TASK: Repeat exactly each line of the data provided below.

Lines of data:
....................
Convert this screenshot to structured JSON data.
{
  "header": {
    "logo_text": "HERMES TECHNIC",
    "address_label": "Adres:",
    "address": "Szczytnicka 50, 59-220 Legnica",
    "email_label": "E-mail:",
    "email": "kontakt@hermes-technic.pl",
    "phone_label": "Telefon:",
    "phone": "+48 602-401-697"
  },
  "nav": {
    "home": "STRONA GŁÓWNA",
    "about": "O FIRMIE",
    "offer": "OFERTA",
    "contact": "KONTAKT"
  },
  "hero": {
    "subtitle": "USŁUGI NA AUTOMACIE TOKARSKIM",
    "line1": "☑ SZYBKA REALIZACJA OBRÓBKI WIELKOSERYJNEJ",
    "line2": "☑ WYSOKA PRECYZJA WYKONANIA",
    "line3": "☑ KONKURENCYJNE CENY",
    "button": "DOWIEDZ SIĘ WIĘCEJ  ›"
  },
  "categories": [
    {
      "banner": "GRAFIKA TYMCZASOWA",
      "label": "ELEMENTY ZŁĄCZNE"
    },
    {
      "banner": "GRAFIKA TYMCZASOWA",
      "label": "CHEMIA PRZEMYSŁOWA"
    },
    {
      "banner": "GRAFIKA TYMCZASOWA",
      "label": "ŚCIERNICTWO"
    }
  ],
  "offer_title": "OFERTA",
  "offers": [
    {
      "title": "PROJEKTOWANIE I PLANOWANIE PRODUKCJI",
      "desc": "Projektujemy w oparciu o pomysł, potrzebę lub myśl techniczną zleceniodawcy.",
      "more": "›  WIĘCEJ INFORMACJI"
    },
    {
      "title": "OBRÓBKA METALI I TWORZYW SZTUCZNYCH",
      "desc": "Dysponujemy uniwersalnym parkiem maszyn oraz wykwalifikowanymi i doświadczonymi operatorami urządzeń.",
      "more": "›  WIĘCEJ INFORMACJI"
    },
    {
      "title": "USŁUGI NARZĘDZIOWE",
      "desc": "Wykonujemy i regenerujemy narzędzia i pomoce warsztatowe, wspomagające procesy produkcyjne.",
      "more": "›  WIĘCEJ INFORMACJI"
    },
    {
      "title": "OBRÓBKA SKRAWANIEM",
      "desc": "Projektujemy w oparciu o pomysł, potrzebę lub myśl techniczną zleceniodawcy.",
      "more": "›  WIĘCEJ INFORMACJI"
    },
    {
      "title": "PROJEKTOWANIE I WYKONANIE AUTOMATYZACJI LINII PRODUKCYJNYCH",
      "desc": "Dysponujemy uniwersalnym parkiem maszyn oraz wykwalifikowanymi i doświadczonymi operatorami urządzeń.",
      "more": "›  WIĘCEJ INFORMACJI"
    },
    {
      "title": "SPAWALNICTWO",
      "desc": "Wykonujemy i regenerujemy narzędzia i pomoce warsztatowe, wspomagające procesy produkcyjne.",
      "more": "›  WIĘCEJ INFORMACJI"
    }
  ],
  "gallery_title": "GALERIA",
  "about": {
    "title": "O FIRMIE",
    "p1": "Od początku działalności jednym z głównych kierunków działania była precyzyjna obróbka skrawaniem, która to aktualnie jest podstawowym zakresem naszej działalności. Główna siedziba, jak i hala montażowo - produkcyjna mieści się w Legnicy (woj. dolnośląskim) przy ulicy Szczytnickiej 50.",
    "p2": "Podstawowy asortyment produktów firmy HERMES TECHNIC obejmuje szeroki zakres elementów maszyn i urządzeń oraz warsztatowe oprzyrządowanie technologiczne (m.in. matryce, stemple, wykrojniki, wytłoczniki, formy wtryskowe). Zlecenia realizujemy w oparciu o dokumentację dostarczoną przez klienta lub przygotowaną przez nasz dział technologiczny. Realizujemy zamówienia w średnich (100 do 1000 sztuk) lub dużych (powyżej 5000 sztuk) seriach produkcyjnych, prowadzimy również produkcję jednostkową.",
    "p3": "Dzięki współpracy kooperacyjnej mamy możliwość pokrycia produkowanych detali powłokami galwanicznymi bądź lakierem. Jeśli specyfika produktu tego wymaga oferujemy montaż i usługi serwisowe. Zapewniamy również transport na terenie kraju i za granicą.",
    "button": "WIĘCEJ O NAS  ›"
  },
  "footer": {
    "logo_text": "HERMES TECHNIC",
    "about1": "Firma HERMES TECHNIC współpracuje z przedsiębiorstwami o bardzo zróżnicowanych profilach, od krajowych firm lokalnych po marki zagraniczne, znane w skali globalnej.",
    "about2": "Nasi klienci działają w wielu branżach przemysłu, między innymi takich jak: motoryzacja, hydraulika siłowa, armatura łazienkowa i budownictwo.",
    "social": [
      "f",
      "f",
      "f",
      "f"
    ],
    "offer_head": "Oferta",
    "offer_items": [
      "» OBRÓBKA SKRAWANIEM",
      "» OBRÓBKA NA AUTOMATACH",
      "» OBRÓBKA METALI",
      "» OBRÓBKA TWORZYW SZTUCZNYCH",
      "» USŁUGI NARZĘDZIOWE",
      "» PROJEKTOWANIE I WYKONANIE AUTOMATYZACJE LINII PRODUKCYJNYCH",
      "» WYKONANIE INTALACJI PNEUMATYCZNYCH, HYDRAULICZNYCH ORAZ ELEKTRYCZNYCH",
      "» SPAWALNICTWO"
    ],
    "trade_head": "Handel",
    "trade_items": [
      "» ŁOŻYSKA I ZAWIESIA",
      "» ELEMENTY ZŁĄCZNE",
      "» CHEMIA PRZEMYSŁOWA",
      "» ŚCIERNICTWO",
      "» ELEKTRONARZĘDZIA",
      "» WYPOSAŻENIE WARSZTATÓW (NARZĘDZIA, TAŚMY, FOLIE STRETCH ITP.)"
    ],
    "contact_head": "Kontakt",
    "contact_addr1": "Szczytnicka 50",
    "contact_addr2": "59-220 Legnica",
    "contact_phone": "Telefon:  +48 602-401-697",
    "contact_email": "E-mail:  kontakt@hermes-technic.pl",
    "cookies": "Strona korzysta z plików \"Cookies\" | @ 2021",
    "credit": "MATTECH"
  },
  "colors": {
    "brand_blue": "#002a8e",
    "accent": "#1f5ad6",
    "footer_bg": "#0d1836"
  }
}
....................
EXERCISE ANSWER:
Convert this screenshot to structured JSON data.
{
  "header": {
    "logo_text": "HERMES TECHNIC",
    "address_label": "Adres:",
    "address": "Szczytnicka 50, 59-220 Legnica",
    "email_label": "E-mail:",
    "email": "kontakt@hermes-technic.pl",
    "phone_label": "Telefon:",
    "phone": "+48 602-401-697"
  },
  "nav": {
    "home": "STRONA GŁÓWNA",
    "about": "O FIRMIE",
    "offer": "OFERTA",
    "contact": "KONTAKT"
  },
  "hero": {
    "subtitle": "USŁUGI NA AUTOMACIE TOKARSKIM",
    "line1": "☑ SZYBKA REALIZACJA OBRÓBKI WIELKOSERYJNEJ",
    "line2": "☑ WYSOKA PRECYZJA WYKONANIA",
    "line3": "☑ KONKURENCYJNE CENY",
    "button": "DOWIEDZ SIĘ WIĘCEJ  ›"
  },
  "categories": [
    {
      "banner": "GRAFIKA TYMCZASOWA",
      "label": "ELEMENTY ZŁĄCZNE"
    },
    {
      "banner": "GRAFIKA TYMCZASOWA",
      "label": "CHEMIA PRZEMYSŁOWA"
    },
    {
      "banner": "GRAFIKA TYMCZASOWA",
      "label": "ŚCIERNICTWO"
    }
  ],
  "offer_title": "OFERTA",
  "offers": [
    {
      "title": "PROJEKTOWANIE I PLANOWANIE PRODUKCJI",
      "desc": "Projektujemy w oparciu o pomysł, potrzebę lub myśl techniczną zleceniodawcy.",
      "more": "›  WIĘCEJ INFORMACJI"
    },
    {
      "title": "OBRÓBKA METALI I TWORZYW SZTUCZNYCH",
      "desc": "Dysponujemy uniwersalnym parkiem maszyn oraz wykwalifikowanymi i doświadczonymi operatorami urządzeń.",
      "more": "›  WIĘCEJ INFORMACJI"
    },
    {
      "title": "USŁUGI NARZĘDZIOWE",
      "desc": "Wykonujemy i regenerujemy narzędzia i pomoce warsztatowe, wspomagające procesy produkcyjne.",
      "more": "›  WIĘCEJ INFORMACJI"
    },
    {
      "title": "OBRÓBKA SKRAWANIEM",
      "desc": "Projektujemy w oparciu o pomysł, potrzebę lub myśl techniczną zleceniodawcy.",
      "more": "›  WIĘCEJ INFORMACJI"
    },
    {
      "title": "PROJEKTOWANIE I WYKONANIE AUTOMATYZACJI LINII PRODUKCYJNYCH",
      "desc": "Dysponujemy uniwersalnym parkiem maszyn oraz wykwalifikowanymi i doświadczonymi operatorami urządzeń.",
      "more": "›  WIĘCEJ INFORMACJI"
    },
    {
      "title": "SPAWALNICTWO",
      "desc": "Wykonujemy i regenerujemy narzędzia i pomoce warsztatowe, wspomagające procesy produkcyjne.",
      "more": "›  WIĘCEJ INFORMACJI"
    }
  ],
  "gallery_title": "GALERIA",
  "about": {
    "title": "O FIRMIE",
    "p1": "Od początku działalności jednym z głównych kierunków działania była precyzyjna obróbka skrawaniem, która to aktualnie jest podstawowym zakresem naszej działalności. Główna siedziba, jak i hala montażowo - produkcyjna mieści się w Legnicy (woj. dolnośląskim) przy ulicy Szczytnickiej 50.",
    "p2": "Podstawowy asortyment produktów firmy HERMES TECHNIC obejmuje szeroki zakres elementów maszyn i urządzeń oraz warsztatowe oprzyrządowanie technologiczne (m.in. matryce, stemple, wykrojniki, wytłoczniki, formy wtryskowe). Zlecenia realizujemy w oparciu o dokumentację dostarczoną przez klienta lub przygotowaną przez nasz dział technologiczny. Realizujemy zamówienia w średnich (100 do 1000 sztuk) lub dużych (powyżej 5000 sztuk) seriach produkcyjnych, prowadzimy również produkcję jednostkową.",
    "p3": "Dzięki współpracy kooperacyjnej mamy możliwość pokrycia produkowanych detali powłokami galwanicznymi bądź lakierem. Jeśli specyfika produktu tego wymaga oferujemy montaż i usługi serwisowe. Zapewniamy również transport na terenie kraju i za granicą.",
    "button": "WIĘCEJ O NAS  ›"
  },
  "footer": {
    "logo_text": "HERMES TECHNIC",
    "about1": "Firma HERMES TECHNIC współpracuje z przedsiębiorstwami o bardzo zróżnicowanych profilach, od krajowych firm lokalnych po marki zagraniczne, znane w skali globalnej.",
    "about2": "Nasi klienci działają w wielu branżach przemysłu, między innymi takich jak: motoryzacja, hydraulika siłowa, armatura łazienkowa i budownictwo.",
    "social": [
      "f",
      "f",
      "f",
      "f"
    ],
    "offer_head": "Oferta",
    "offer_items": [
      "» OBRÓBKA SKRAWANIEM",
      "» OBRÓBKA NA AUTOMATACH",
      "» OBRÓBKA METALI",
      "» OBRÓBKA TWORZYW SZTUCZNYCH",
      "» USŁUGI NARZĘDZIOWE",
      "» PROJEKTOWANIE I WYKONANIE AUTOMATYZACJE LINII PRODUKCYJNYCH",
      "» WYKONANIE INTALACJI PNEUMATYCZNYCH, HYDRAULICZNYCH ORAZ ELEKTRYCZNYCH",
      "» SPAWALNICTWO"
    ],
    "trade_head": "Handel",
    "trade_items": [
      "» ŁOŻYSKA I ZAWIESIA",
      "» ELEMENTY ZŁĄCZNE",
      "» CHEMIA PRZEMYSŁOWA",
      "» ŚCIERNICTWO",
      "» ELEKTRONARZĘDZIA",
      "» WYPOSAŻENIE WARSZTATÓW (NARZĘDZIA, TAŚMY, FOLIE STRETCH ITP.)"
    ],
    "contact_head": "Kontakt",
    "contact_addr1": "Szczytnicka 50",
    "contact_addr2": "59-220 Legnica",
    "contact_phone": "Telefon:  +48 602-401-697",
    "contact_email": "E-mail:  kontakt@hermes-technic.pl",
    "cookies": "Strona korzysta z plików \"Cookies\" | @ 2021",
    "credit": "MATTECH"
  },
  "colors": {
    "brand_blue": "#002a8e",
    "accent": "#1f5ad6",
    "footer_bg": "#0d1836"
  }
}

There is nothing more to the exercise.